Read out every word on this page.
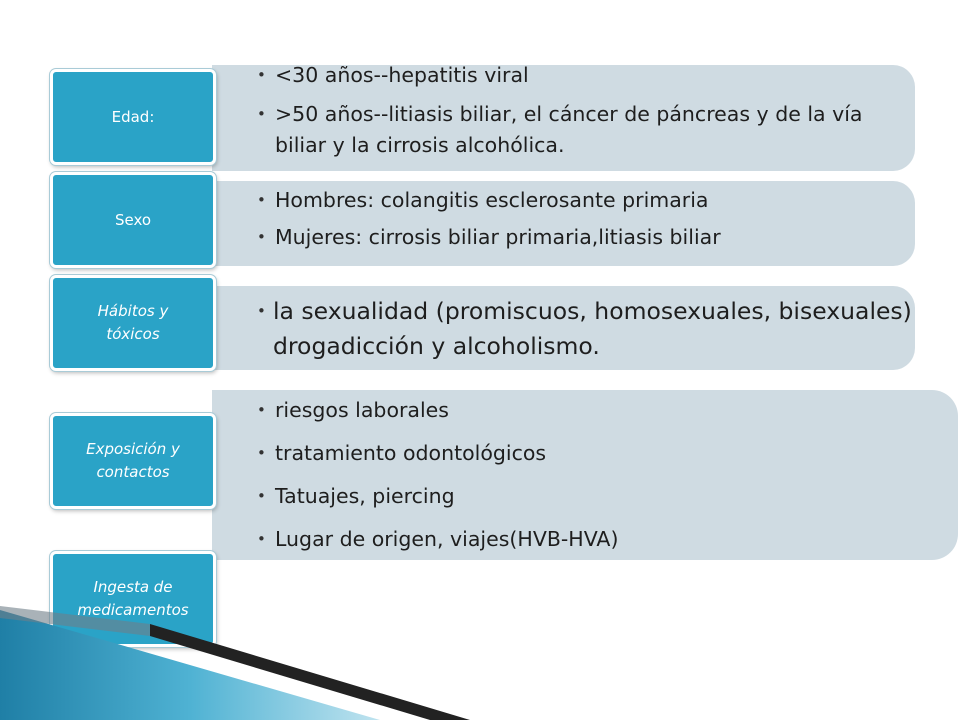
• <30 años--hepatitis viral
• >50 años--litiasis biliar, el cáncer de páncreas y de la vía biliar y la cirrosis alcohólica.
• Hombres: colangitis esclerosante primaria
• Mujeres: cirrosis biliar primaria,litiasis biliar
• la sexualidad (promiscuos, homosexuales, bisexuales) drogadicción y alcoholismo.
• riesgos laborales
• tratamiento odontológicos
• Tatuajes, piercing
• Lugar de origen, viajes(HVB-HVA)
Edad:
Sexo
Hábitos y tóxicos
Exposición y contactos
Ingesta de medicamentos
§
Exercise instructions:
Looking at the listing above, which lines hold "primaria"? Copy every such line.

Response area:
• Hombres: colangitis esclerosante primaria
• Mujeres: cirrosis biliar primaria,litiasis biliar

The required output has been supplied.